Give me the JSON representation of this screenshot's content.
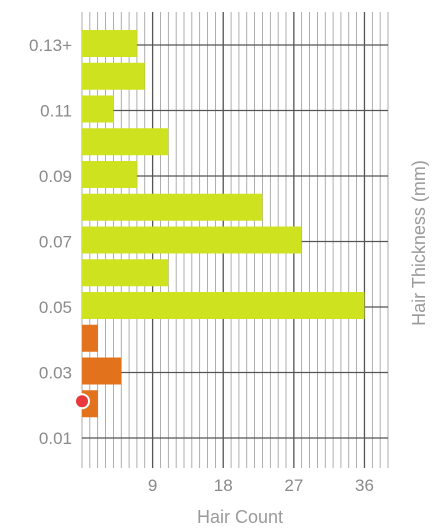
{
  "chart_data": {
    "type": "bar",
    "orientation": "horizontal",
    "title": "",
    "xlabel": "Hair Count",
    "ylabel": "Hair Thickness (mm)",
    "xlim": [
      0,
      39
    ],
    "x_ticks": [
      "9",
      "18",
      "27",
      "36"
    ],
    "y_ticks": [
      "0.13+",
      "0.11",
      "0.09",
      "0.07",
      "0.05",
      "0.03",
      "0.01"
    ],
    "grid": true,
    "colors": {
      "above_threshold": "#cfe21f",
      "below_threshold": "#e2731c",
      "marker": "#e8383b"
    },
    "threshold_marker_between": [
      "0.03",
      "0.05"
    ],
    "bars": [
      {
        "value": 7,
        "group": "above"
      },
      {
        "value": 8,
        "group": "above"
      },
      {
        "value": 4,
        "group": "above"
      },
      {
        "value": 11,
        "group": "above"
      },
      {
        "value": 7,
        "group": "above"
      },
      {
        "value": 23,
        "group": "above"
      },
      {
        "value": 28,
        "group": "above"
      },
      {
        "value": 11,
        "group": "above"
      },
      {
        "value": 36,
        "group": "above"
      },
      {
        "value": 2,
        "group": "below"
      },
      {
        "value": 5,
        "group": "below"
      },
      {
        "value": 2,
        "group": "below"
      }
    ]
  }
}
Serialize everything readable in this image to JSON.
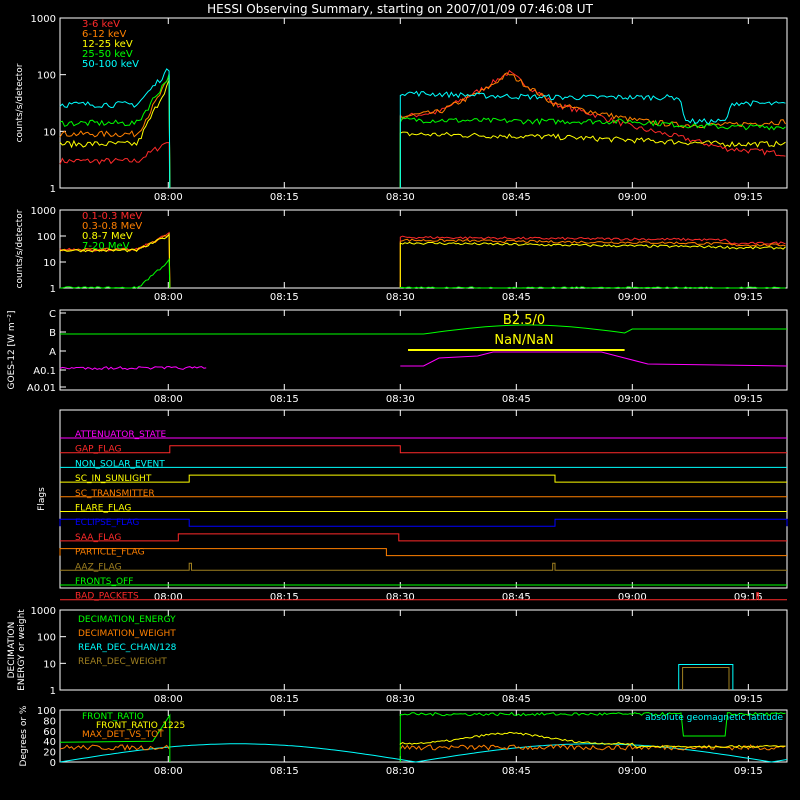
{
  "title": "HESSI Observing Summary, starting on 2007/01/09 07:46:08 UT",
  "time_ticks": [
    "08:00",
    "08:15",
    "08:30",
    "08:45",
    "09:00",
    "09:15"
  ],
  "chart_data": [
    {
      "type": "line",
      "panel": "lightcurve",
      "ylabel": "counts/s/detector",
      "ylog": true,
      "ylim": [
        1,
        1000
      ],
      "ytick_labels": [
        "1",
        "10",
        "100",
        "1000"
      ],
      "xlim_minutes": [
        -14,
        40
      ],
      "gap": [
        0.2,
        30
      ],
      "series": [
        {
          "name": "3-6 keV",
          "color": "#ff2a2a",
          "pre": [
            3,
            7
          ],
          "post": [
            [
              30,
              18
            ],
            [
              35,
              22
            ],
            [
              41,
              60
            ],
            [
              44,
              110
            ],
            [
              50,
              30
            ],
            [
              55,
              20
            ],
            [
              60,
              12
            ],
            [
              66,
              8
            ],
            [
              72,
              5
            ],
            [
              80,
              4
            ]
          ]
        },
        {
          "name": "6-12 keV",
          "color": "#ff8000",
          "pre": [
            9,
            90
          ],
          "post": [
            [
              30,
              18
            ],
            [
              35,
              22
            ],
            [
              41,
              55
            ],
            [
              44,
              105
            ],
            [
              50,
              30
            ],
            [
              55,
              22
            ],
            [
              60,
              16
            ],
            [
              66,
              13
            ],
            [
              72,
              13
            ],
            [
              80,
              15
            ]
          ]
        },
        {
          "name": "12-25 keV",
          "color": "#ffff00",
          "pre": [
            6,
            80
          ],
          "post": [
            [
              30,
              9
            ],
            [
              40,
              8.5
            ],
            [
              50,
              8
            ],
            [
              60,
              7
            ],
            [
              66,
              6.5
            ],
            [
              72,
              6
            ],
            [
              80,
              6
            ]
          ]
        },
        {
          "name": "25-50 keV",
          "color": "#00ff00",
          "pre": [
            14,
            100
          ],
          "post": [
            [
              30,
              16
            ],
            [
              50,
              15
            ],
            [
              60,
              15
            ],
            [
              66,
              13
            ],
            [
              72,
              12
            ],
            [
              80,
              12
            ]
          ]
        },
        {
          "name": "50-100 keV",
          "color": "#00ffff",
          "pre": [
            30,
            130
          ],
          "post": [
            [
              30,
              48
            ],
            [
              40,
              43
            ],
            [
              50,
              40
            ],
            [
              66,
              40
            ],
            [
              67,
              15
            ],
            [
              72,
              15
            ],
            [
              73,
              32
            ],
            [
              80,
              30
            ]
          ]
        }
      ]
    },
    {
      "type": "line",
      "panel": "high-energy",
      "ylabel": "counts/s/detector",
      "ylog": true,
      "ylim": [
        1,
        1000
      ],
      "ytick_labels": [
        "1",
        "10",
        "100",
        "1000"
      ],
      "series": [
        {
          "name": "0.1-0.3 MeV",
          "color": "#ff2a2a",
          "pre": [
            30,
            130
          ],
          "post": [
            [
              30,
              90
            ],
            [
              50,
              80
            ],
            [
              65,
              75
            ],
            [
              72,
              70
            ],
            [
              73,
              50
            ],
            [
              80,
              55
            ]
          ]
        },
        {
          "name": "0.3-0.8 MeV",
          "color": "#ff8000",
          "pre": [
            30,
            120
          ],
          "post": [
            [
              30,
              70
            ],
            [
              50,
              60
            ],
            [
              65,
              55
            ],
            [
              72,
              50
            ],
            [
              73,
              45
            ],
            [
              80,
              45
            ]
          ]
        },
        {
          "name": "0.8-7 MeV",
          "color": "#ffff00",
          "pre": [
            28,
            110
          ],
          "post": [
            [
              30,
              55
            ],
            [
              50,
              45
            ],
            [
              65,
              40
            ],
            [
              72,
              38
            ],
            [
              73,
              35
            ],
            [
              80,
              35
            ]
          ]
        },
        {
          "name": "7-20 MeV",
          "color": "#00ff00",
          "pre": [
            1,
            12
          ],
          "post": [
            [
              30,
              1
            ],
            [
              80,
              1
            ]
          ]
        }
      ]
    },
    {
      "type": "line",
      "panel": "goes",
      "ylabel": "GOES-12 [W m⁻²]",
      "ytick_labels": [
        "C",
        "B",
        "A",
        "A0.1",
        "A0.01"
      ],
      "annotations": [
        "B2.5/0",
        "NaN/NaN"
      ],
      "series": [
        {
          "name": "GOES long",
          "color": "#00ff00"
        },
        {
          "name": "GOES short",
          "color": "#ff00ff"
        }
      ]
    },
    {
      "type": "table",
      "panel": "flags",
      "ylabel": "Flags",
      "flags": [
        {
          "name": "ATTENUATOR_STATE",
          "color": "#ff00ff",
          "on": []
        },
        {
          "name": "GAP_FLAG",
          "color": "#ff2a2a",
          "on": [
            [
              0.2,
              30
            ]
          ]
        },
        {
          "name": "NON_SOLAR_EVENT",
          "color": "#00ffff",
          "on": []
        },
        {
          "name": "SC_IN_SUNLIGHT",
          "color": "#ffff00",
          "on": [
            [
              2.7,
              50
            ]
          ]
        },
        {
          "name": "SC_TRANSMITTER",
          "color": "#ff8000",
          "on": []
        },
        {
          "name": "FLARE_FLAG",
          "color": "#ffff00",
          "on": []
        },
        {
          "name": "ECLIPSE_FLAG",
          "color": "#0000ff",
          "on": [
            [
              -14,
              2.7
            ],
            [
              50,
              80
            ]
          ]
        },
        {
          "name": "SAA_FLAG",
          "color": "#ff2a2a",
          "on": [
            [
              1.3,
              29.8
            ]
          ]
        },
        {
          "name": "PARTICLE_FLAG",
          "color": "#ff8000",
          "on": [
            [
              -14,
              28.2
            ]
          ]
        },
        {
          "name": "AAZ_FLAG",
          "color": "#a08020",
          "on": [
            [
              2.7,
              3
            ],
            [
              49.7,
              50
            ]
          ]
        },
        {
          "name": "FRONTS_OFF",
          "color": "#00ff00",
          "on": []
        },
        {
          "name": "BAD_PACKETS",
          "color": "#ff2a2a",
          "on": [
            [
              76.1,
              76.3
            ]
          ]
        }
      ]
    },
    {
      "type": "line",
      "panel": "decimation",
      "ylabel": "DECIMATION ENERGY or weight",
      "ylog": true,
      "ylim": [
        1,
        1000
      ],
      "ytick_labels": [
        "1",
        "10",
        "100",
        "1000"
      ],
      "series": [
        {
          "name": "DECIMATION_ENERGY",
          "color": "#00ff00"
        },
        {
          "name": "DECIMATION_WEIGHT",
          "color": "#ff8000"
        },
        {
          "name": "REAR_DEC_CHAN/128",
          "color": "#00ffff"
        },
        {
          "name": "REAR_DEC_WEIGHT",
          "color": "#a08020"
        }
      ]
    },
    {
      "type": "line",
      "panel": "ratios",
      "ylabel": "Degrees or %",
      "ylim": [
        0,
        100
      ],
      "ytick_labels": [
        "0",
        "20",
        "40",
        "60",
        "80",
        "100"
      ],
      "annotations": [
        "absolute geomagnetic latitude"
      ],
      "series": [
        {
          "name": "FRONT_RATIO",
          "color": "#00ff00"
        },
        {
          "name": "FRONT_RATIO_1225",
          "color": "#ffff00"
        },
        {
          "name": "MAX_DET_VS_TOT",
          "color": "#ff8000"
        }
      ]
    }
  ]
}
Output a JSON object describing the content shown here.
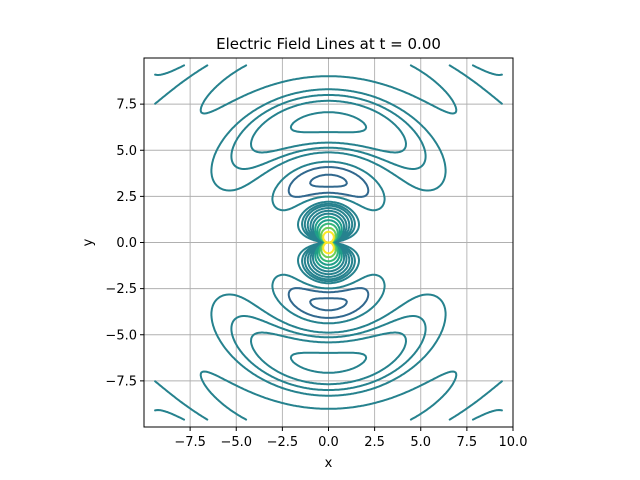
{
  "chart_data": {
    "type": "contour",
    "title": "Electric Field Lines at t = 0.00",
    "xlabel": "x",
    "ylabel": "y",
    "xlim": [
      -10,
      10
    ],
    "ylim": [
      -10,
      10
    ],
    "grid": true,
    "aspect": "equal",
    "x_ticks": [
      -7.5,
      -5.0,
      -2.5,
      0.0,
      2.5,
      5.0,
      7.5,
      10.0
    ],
    "x_tick_labels": [
      "−7.5",
      "−5.0",
      "−2.5",
      "0.0",
      "2.5",
      "5.0",
      "7.5",
      "10.0"
    ],
    "y_ticks": [
      7.5,
      5.0,
      2.5,
      0.0,
      -2.5,
      -5.0,
      -7.5
    ],
    "y_tick_labels": [
      "7.5",
      "5.0",
      "2.5",
      "0.0",
      "−2.5",
      "−5.0",
      "−7.5"
    ],
    "colormap": "viridis",
    "field": {
      "description_of_source": "oscillating dipole at origin",
      "t": 0.0
    },
    "levels": [
      -3,
      -2.5,
      -2,
      -1.5,
      -1,
      -0.6,
      -0.3,
      0.3,
      0.6,
      1,
      1.5,
      2,
      2.5,
      3,
      4,
      6,
      9
    ],
    "colors": {
      "low": "#31688e",
      "mid": "#1f9e89",
      "high": "#35b779",
      "peak": "#fde725"
    }
  }
}
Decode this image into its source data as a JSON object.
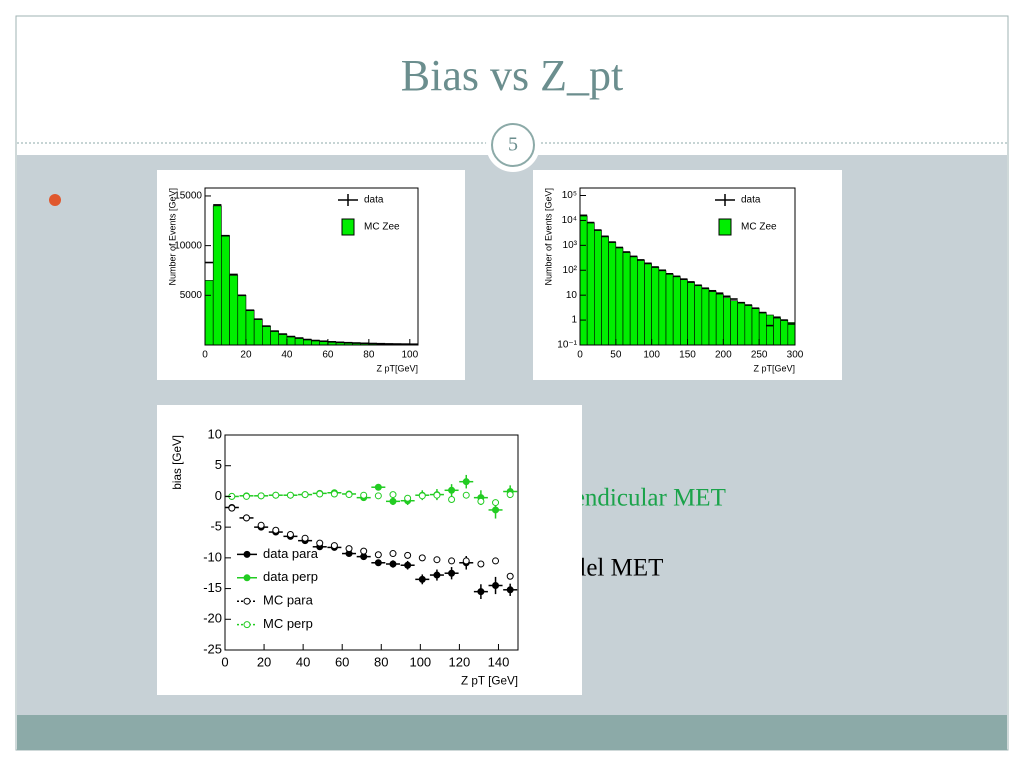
{
  "slide_title": "Bias vs Z_pt",
  "page_number": "5",
  "notes": {
    "perpendicular": "Perpendicular MET",
    "parallel": "Parallel  MET"
  },
  "chart_data": [
    {
      "type": "histogram",
      "ylabel": "Number of Events [GeV]",
      "xlabel": "Z pT[GeV]",
      "bins": [
        0,
        4,
        8,
        12,
        16,
        20,
        24,
        28,
        32,
        36,
        40,
        44,
        48,
        52,
        56,
        60,
        64,
        68,
        72,
        76,
        80,
        84,
        88,
        92,
        96,
        100,
        104
      ],
      "series": [
        {
          "name": "data",
          "color": "#000000",
          "values": [
            8300,
            14100,
            11000,
            7100,
            5000,
            3500,
            2600,
            1900,
            1400,
            1100,
            850,
            700,
            550,
            450,
            380,
            320,
            270,
            230,
            200,
            170,
            150,
            130,
            110,
            100,
            90,
            80
          ]
        },
        {
          "name": "MC Zee",
          "color": "#00ee00",
          "values": [
            6500,
            14000,
            11000,
            7000,
            5000,
            3500,
            2600,
            1900,
            1400,
            1100,
            850,
            700,
            550,
            450,
            380,
            320,
            270,
            230,
            200,
            170,
            150,
            130,
            110,
            100,
            90,
            80
          ]
        }
      ],
      "xlim": [
        0,
        104
      ],
      "xticks": [
        0,
        20,
        40,
        60,
        80,
        100
      ],
      "ylim": [
        0,
        15800
      ],
      "yticks": [
        5000,
        10000,
        15000
      ],
      "log": false,
      "legend": "upper right"
    },
    {
      "type": "histogram",
      "ylabel": "Number of Events [GeV]",
      "xlabel": "Z pT[GeV]",
      "bins": [
        0,
        10,
        20,
        30,
        40,
        50,
        60,
        70,
        80,
        90,
        100,
        110,
        120,
        130,
        140,
        150,
        160,
        170,
        180,
        190,
        200,
        210,
        220,
        230,
        240,
        250,
        260,
        270,
        280,
        290,
        300
      ],
      "series": [
        {
          "name": "data",
          "color": "#000000",
          "values": [
            16000,
            8200,
            4100,
            2300,
            1350,
            820,
            540,
            360,
            260,
            190,
            135,
            100,
            72,
            57,
            44,
            34,
            25,
            19,
            15,
            12,
            9,
            7,
            5,
            4,
            3,
            2,
            0.6,
            1.3,
            1,
            0.7
          ]
        },
        {
          "name": "MC Zee",
          "color": "#00ee00",
          "values": [
            15000,
            8000,
            4000,
            2200,
            1300,
            800,
            520,
            350,
            250,
            180,
            130,
            95,
            70,
            55,
            42,
            32,
            24,
            18,
            14,
            11,
            8,
            6,
            5,
            4,
            3,
            2,
            1.6,
            1.2,
            1,
            0.8
          ]
        }
      ],
      "xlim": [
        0,
        300
      ],
      "xticks": [
        0,
        50,
        100,
        150,
        200,
        250,
        300
      ],
      "ylim": [
        0.1,
        200000
      ],
      "yticks": [
        {
          "value": 0.1,
          "label": "10⁻¹"
        },
        1,
        10,
        {
          "value": 100,
          "label": "10²"
        },
        {
          "value": 1000,
          "label": "10³"
        },
        {
          "value": 10000,
          "label": "10⁴"
        },
        {
          "value": 100000,
          "label": "10⁵"
        }
      ],
      "log": true,
      "legend": "upper right"
    },
    {
      "type": "scatter",
      "ylabel": "bias [GeV]",
      "xlabel": "Z pT [GeV]",
      "x": [
        3.5,
        11,
        18.5,
        26,
        33.5,
        41,
        48.5,
        56,
        63.5,
        71,
        78.5,
        86,
        93.5,
        101,
        108.5,
        116,
        123.5,
        131,
        138.5,
        146
      ],
      "series": [
        {
          "name": "data para",
          "color": "#000000",
          "filled": true,
          "values": [
            -1.8,
            -3.5,
            -5.0,
            -5.8,
            -6.5,
            -7.2,
            -8.2,
            -8.3,
            -9.3,
            -9.8,
            -10.8,
            -11.0,
            -11.2,
            -13.5,
            -12.8,
            -12.5,
            -10.8,
            -15.5,
            -14.5,
            -15.2
          ],
          "errors": [
            0.2,
            0.2,
            0.2,
            0.3,
            0.3,
            0.3,
            0.3,
            0.4,
            0.4,
            0.5,
            0.5,
            0.6,
            0.7,
            0.8,
            0.9,
            1.0,
            1.1,
            1.2,
            1.4,
            1.0
          ]
        },
        {
          "name": "data perp",
          "color": "#22cc22",
          "filled": true,
          "values": [
            0,
            0.1,
            0.1,
            0.2,
            0.2,
            0.3,
            0.5,
            0.6,
            0.4,
            -0.2,
            1.5,
            -0.8,
            -0.7,
            0.2,
            0.3,
            1.0,
            2.4,
            -0.2,
            -2.2,
            0.8
          ],
          "errors": [
            0.2,
            0.2,
            0.2,
            0.3,
            0.3,
            0.3,
            0.3,
            0.4,
            0.4,
            0.5,
            0.5,
            0.6,
            0.7,
            0.8,
            0.9,
            1.0,
            1.1,
            1.2,
            1.4,
            1.0
          ]
        },
        {
          "name": "MC para",
          "color": "#000000",
          "filled": false,
          "values": [
            -1.9,
            -3.5,
            -4.7,
            -5.5,
            -6.2,
            -6.8,
            -7.6,
            -8.0,
            -8.5,
            -8.9,
            -9.5,
            -9.3,
            -9.6,
            -10.0,
            -10.3,
            -10.5,
            -10.5,
            -11.0,
            -10.5,
            -13.0
          ]
        },
        {
          "name": "MC perp",
          "color": "#22cc22",
          "filled": false,
          "values": [
            0,
            0,
            0.1,
            0.2,
            0.2,
            0.3,
            0.4,
            0.4,
            0.3,
            0.2,
            0.1,
            0.3,
            -0.3,
            0.1,
            0.2,
            -0.5,
            0.2,
            -0.8,
            -1.0,
            0.3
          ]
        }
      ],
      "xlim": [
        0,
        150
      ],
      "xticks": [
        0,
        20,
        40,
        60,
        80,
        100,
        120,
        140
      ],
      "ylim": [
        -25,
        10
      ],
      "yticks": [
        -25,
        -20,
        -15,
        -10,
        -5,
        0,
        5,
        10
      ],
      "log": false,
      "legend": "lower left"
    }
  ]
}
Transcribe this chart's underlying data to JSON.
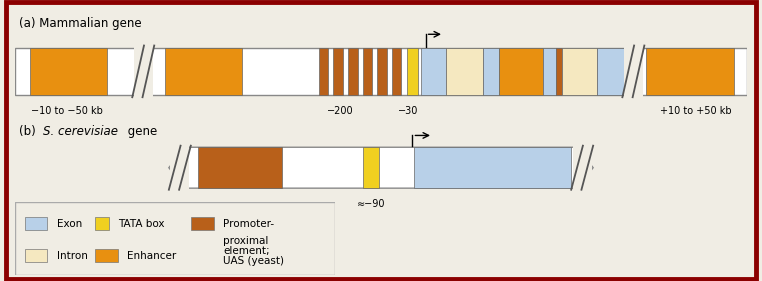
{
  "bg_color": "#f0ede4",
  "border_color": "#8b0000",
  "title_a": "(a) Mammalian gene",
  "title_b_prefix": "(b) ",
  "title_b_italic": "S. cerevisiae",
  "title_b_suffix": " gene",
  "colors": {
    "exon": "#b8d0e8",
    "tata": "#f0d020",
    "promoter_proximal": "#b8601a",
    "intron": "#f5e8c0",
    "enhancer": "#e89010",
    "track_bg": "#ffffff",
    "track_border": "#888888"
  },
  "figsize": [
    7.62,
    2.81
  ],
  "dpi": 100
}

───

§ **Goal of the exercise**: Return solely the number of lines in the data that include the word "Hair".

§ **Solution to the exercise**: 2